→ **Given problem**:
Isolate every line in the records below with "dólares" in it.

****************************************

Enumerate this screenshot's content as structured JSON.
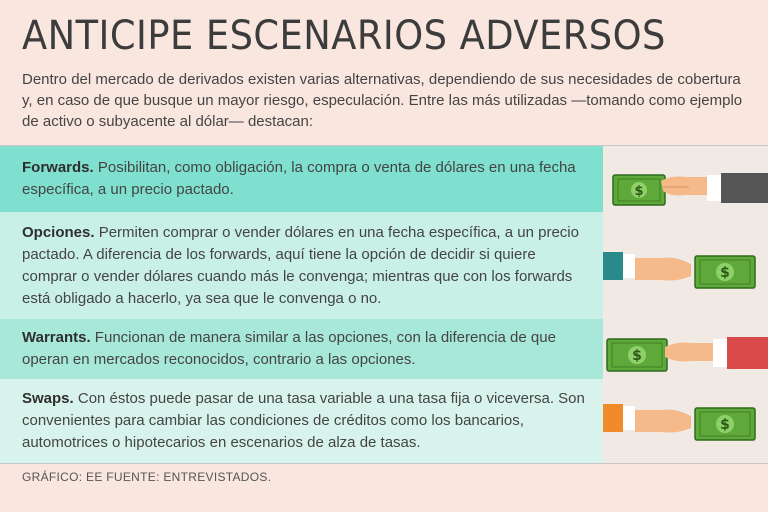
{
  "title": "ANTICIPE ESCENARIOS ADVERSOS",
  "intro": "Dentro del mercado de derivados existen varias alternativas, dependiendo de sus necesidades de cobertura y, en caso de que busque un mayor riesgo, especulación. Entre las más utilizadas —tomando como ejemplo de activo o subyacente al dólar— destacan:",
  "items": [
    {
      "term": "Forwards.",
      "text": " Posibilitan, como obligación, la compra o venta de dólares en una fecha específica, a un precio pactado.",
      "color": "#7fe0cf"
    },
    {
      "term": "Opciones.",
      "text": " Permiten comprar o vender dólares en una fecha específica, a un precio pactado. A diferencia de los forwards, aquí tiene la opción de decidir si quiere comprar o vender dólares cuando más le convenga; mientras que con los forwards está obligado a hacerlo, ya sea que le convenga o no.",
      "color": "#c9f0e6"
    },
    {
      "term": "Warrants.",
      "text": " Funcionan de manera similar a las opciones, con la diferencia de que operan en mercados reconocidos, contrario a las opciones.",
      "color": "#a8e8d9"
    },
    {
      "term": "Swaps.",
      "text": " Con éstos puede pasar de una tasa variable a una tasa fija o viceversa. Son convenientes para cambiar las condiciones de créditos como los bancarios, automotrices o hipotecarios en escenarios de alza de tasas.",
      "color": "#d8f3ec"
    }
  ],
  "illustrations": [
    {
      "icon": "banknote-handoff-icon",
      "sleeve": "#555555",
      "note_side": "left"
    },
    {
      "icon": "banknote-handoff-icon",
      "sleeve": "#2a8a8a",
      "note_side": "right"
    },
    {
      "icon": "banknote-handoff-icon",
      "sleeve": "#d94a4a",
      "note_side": "left"
    },
    {
      "icon": "banknote-handoff-icon",
      "sleeve": "#f08a2a",
      "note_side": "right"
    }
  ],
  "footer": "GRÁFICO: EE  FUENTE: ENTREVISTADOS."
}
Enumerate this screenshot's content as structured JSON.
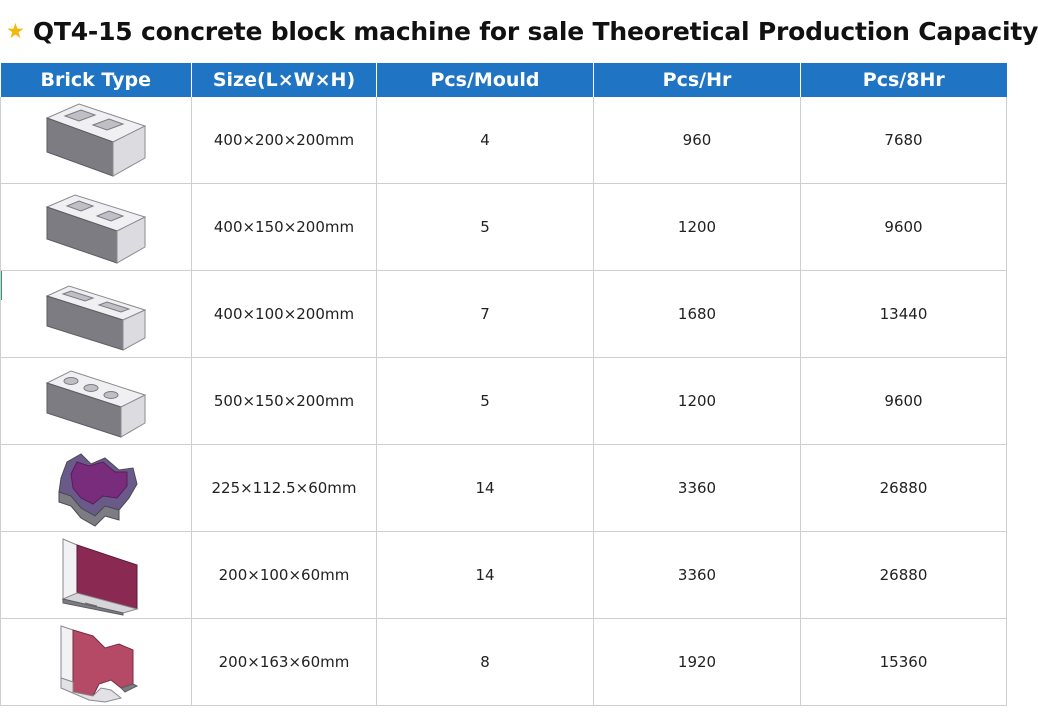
{
  "title": {
    "star": "★",
    "text": "QT4-15 concrete block machine for sale Theoretical Production Capacity"
  },
  "table": {
    "headers": [
      "Brick Type",
      "Size(L×W×H)",
      "Pcs/Mould",
      "Pcs/Hr",
      "Pcs/8Hr"
    ],
    "rows": [
      {
        "icon": "hollow-block-2-hole-icon",
        "size": "400×200×200mm",
        "pcs_mould": "4",
        "pcs_hr": "960",
        "pcs_8hr": "7680"
      },
      {
        "icon": "hollow-block-2-hole-narrow-icon",
        "size": "400×150×200mm",
        "pcs_mould": "5",
        "pcs_hr": "1200",
        "pcs_8hr": "9600"
      },
      {
        "icon": "hollow-block-slot-icon",
        "size": "400×100×200mm",
        "pcs_mould": "7",
        "pcs_hr": "1680",
        "pcs_8hr": "13440"
      },
      {
        "icon": "hollow-block-3-hole-icon",
        "size": "500×150×200mm",
        "pcs_mould": "5",
        "pcs_hr": "1200",
        "pcs_8hr": "9600"
      },
      {
        "icon": "zigzag-paver-icon",
        "size": "225×112.5×60mm",
        "pcs_mould": "14",
        "pcs_hr": "3360",
        "pcs_8hr": "26880"
      },
      {
        "icon": "rectangular-paver-icon",
        "size": "200×100×60mm",
        "pcs_mould": "14",
        "pcs_hr": "3360",
        "pcs_8hr": "26880"
      },
      {
        "icon": "i-shape-paver-icon",
        "size": "200×163×60mm",
        "pcs_mould": "8",
        "pcs_hr": "1920",
        "pcs_8hr": "15360"
      }
    ]
  },
  "colors": {
    "header_bg": "#1f74c4",
    "star": "#f2b90d",
    "grid": "#cfcfcf"
  }
}
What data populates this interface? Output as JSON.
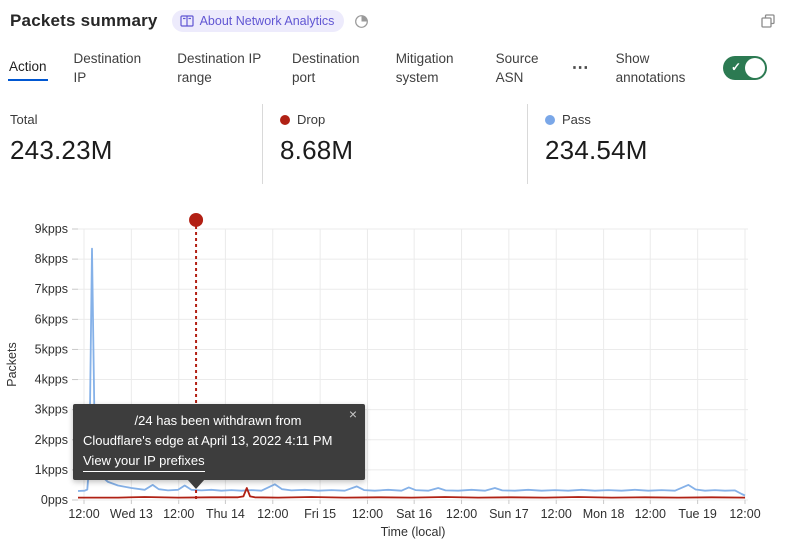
{
  "header": {
    "title": "Packets summary",
    "badge_label": "About Network Analytics",
    "badge_bg": "#edebfc",
    "badge_color": "#6156d3"
  },
  "tabs": [
    {
      "label": "Action",
      "selected": true
    },
    {
      "label": "Destination IP",
      "selected": false
    },
    {
      "label": "Destination IP range",
      "selected": false
    },
    {
      "label": "Destination port",
      "selected": false
    },
    {
      "label": "Mitigation system",
      "selected": false
    },
    {
      "label": "Source ASN",
      "selected": false
    }
  ],
  "more_tabs_icon": "⋯",
  "annotations_toggle": {
    "label": "Show annotations",
    "on": true,
    "on_color": "#2c7a52",
    "check_icon": "✓"
  },
  "stats": [
    {
      "label": "Total",
      "value": "243.23M",
      "color": null
    },
    {
      "label": "Drop",
      "value": "8.68M",
      "color": "#b02114"
    },
    {
      "label": "Pass",
      "value": "234.54M",
      "color": "#7aa7e8"
    }
  ],
  "chart_data": {
    "type": "line",
    "title": "",
    "xlabel": "Time (local)",
    "ylabel": "Packets",
    "y_ticks": [
      "0pps",
      "1kpps",
      "2kpps",
      "3kpps",
      "4kpps",
      "5kpps",
      "6kpps",
      "7kpps",
      "8kpps",
      "9kpps"
    ],
    "ylim": [
      0,
      9
    ],
    "grid": true,
    "x_ticks": [
      {
        "label": "12:00",
        "f": 0.009
      },
      {
        "label": "Wed 13",
        "f": 0.08
      },
      {
        "label": "12:00",
        "f": 0.151
      },
      {
        "label": "Thu 14",
        "f": 0.221
      },
      {
        "label": "12:00",
        "f": 0.292
      },
      {
        "label": "Fri 15",
        "f": 0.363
      },
      {
        "label": "12:00",
        "f": 0.434
      },
      {
        "label": "Sat 16",
        "f": 0.504
      },
      {
        "label": "12:00",
        "f": 0.575
      },
      {
        "label": "Sun 17",
        "f": 0.646
      },
      {
        "label": "12:00",
        "f": 0.717
      },
      {
        "label": "Mon 18",
        "f": 0.788
      },
      {
        "label": "12:00",
        "f": 0.858
      },
      {
        "label": "Tue 19",
        "f": 0.929
      },
      {
        "label": "12:00",
        "f": 1.0
      }
    ],
    "series": [
      {
        "name": "Pass",
        "color": "#85b1e8",
        "points": [
          [
            0.0,
            0.3
          ],
          [
            0.01,
            0.31
          ],
          [
            0.014,
            0.35
          ],
          [
            0.017,
            1.2
          ],
          [
            0.021,
            8.35
          ],
          [
            0.025,
            2.1
          ],
          [
            0.029,
            1.0
          ],
          [
            0.035,
            0.8
          ],
          [
            0.045,
            0.6
          ],
          [
            0.06,
            0.48
          ],
          [
            0.08,
            0.4
          ],
          [
            0.1,
            0.34
          ],
          [
            0.112,
            0.5
          ],
          [
            0.121,
            0.36
          ],
          [
            0.135,
            0.32
          ],
          [
            0.15,
            0.34
          ],
          [
            0.16,
            0.48
          ],
          [
            0.17,
            0.34
          ],
          [
            0.185,
            0.32
          ],
          [
            0.2,
            0.34
          ],
          [
            0.215,
            0.31
          ],
          [
            0.23,
            0.33
          ],
          [
            0.245,
            0.31
          ],
          [
            0.26,
            0.33
          ],
          [
            0.275,
            0.31
          ],
          [
            0.295,
            0.52
          ],
          [
            0.306,
            0.36
          ],
          [
            0.32,
            0.32
          ],
          [
            0.34,
            0.34
          ],
          [
            0.36,
            0.31
          ],
          [
            0.38,
            0.33
          ],
          [
            0.4,
            0.31
          ],
          [
            0.418,
            0.45
          ],
          [
            0.429,
            0.33
          ],
          [
            0.445,
            0.31
          ],
          [
            0.465,
            0.34
          ],
          [
            0.485,
            0.31
          ],
          [
            0.496,
            0.42
          ],
          [
            0.506,
            0.33
          ],
          [
            0.525,
            0.31
          ],
          [
            0.54,
            0.4
          ],
          [
            0.551,
            0.32
          ],
          [
            0.57,
            0.31
          ],
          [
            0.59,
            0.34
          ],
          [
            0.61,
            0.31
          ],
          [
            0.625,
            0.4
          ],
          [
            0.636,
            0.32
          ],
          [
            0.655,
            0.31
          ],
          [
            0.675,
            0.34
          ],
          [
            0.695,
            0.31
          ],
          [
            0.715,
            0.33
          ],
          [
            0.735,
            0.31
          ],
          [
            0.755,
            0.34
          ],
          [
            0.775,
            0.31
          ],
          [
            0.795,
            0.33
          ],
          [
            0.815,
            0.31
          ],
          [
            0.835,
            0.34
          ],
          [
            0.855,
            0.31
          ],
          [
            0.875,
            0.33
          ],
          [
            0.895,
            0.31
          ],
          [
            0.915,
            0.5
          ],
          [
            0.926,
            0.35
          ],
          [
            0.94,
            0.31
          ],
          [
            0.955,
            0.33
          ],
          [
            0.97,
            0.31
          ],
          [
            0.985,
            0.32
          ],
          [
            0.995,
            0.2
          ],
          [
            1.0,
            0.15
          ]
        ]
      },
      {
        "name": "Drop",
        "color": "#b02114",
        "points": [
          [
            0.0,
            0.08
          ],
          [
            0.06,
            0.08
          ],
          [
            0.1,
            0.1
          ],
          [
            0.15,
            0.08
          ],
          [
            0.2,
            0.09
          ],
          [
            0.24,
            0.09
          ],
          [
            0.248,
            0.12
          ],
          [
            0.253,
            0.4
          ],
          [
            0.258,
            0.12
          ],
          [
            0.265,
            0.09
          ],
          [
            0.3,
            0.08
          ],
          [
            0.35,
            0.1
          ],
          [
            0.4,
            0.08
          ],
          [
            0.45,
            0.09
          ],
          [
            0.5,
            0.08
          ],
          [
            0.55,
            0.1
          ],
          [
            0.6,
            0.08
          ],
          [
            0.65,
            0.09
          ],
          [
            0.7,
            0.08
          ],
          [
            0.75,
            0.1
          ],
          [
            0.8,
            0.08
          ],
          [
            0.85,
            0.09
          ],
          [
            0.9,
            0.08
          ],
          [
            0.95,
            0.09
          ],
          [
            1.0,
            0.08
          ]
        ]
      }
    ],
    "annotation": {
      "x_f": 0.177,
      "dot_kpps": 9.3,
      "color": "#b22014",
      "tooltip": {
        "line1": "/24 has been withdrawn from",
        "line2": "Cloudflare's edge at April 13, 2022 4:11 PM",
        "link_label": "View your IP prefixes",
        "close_icon": "×"
      }
    }
  }
}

****************************************

→ **Written solution**:
      "text": " Posibilitan, como obligación, la compra o venta de dólares en una fecha específica, a un precio pactado.",
      "text": " Permiten comprar o vender dólares en una fecha específica, a un precio pactado. A diferencia de los forwards, aquí tiene la opción de decidir si quiere comprar o vender dólares cuando más le convenga; mientras que con los forwards está obligado a hacerlo, ya sea que le convenga o no.",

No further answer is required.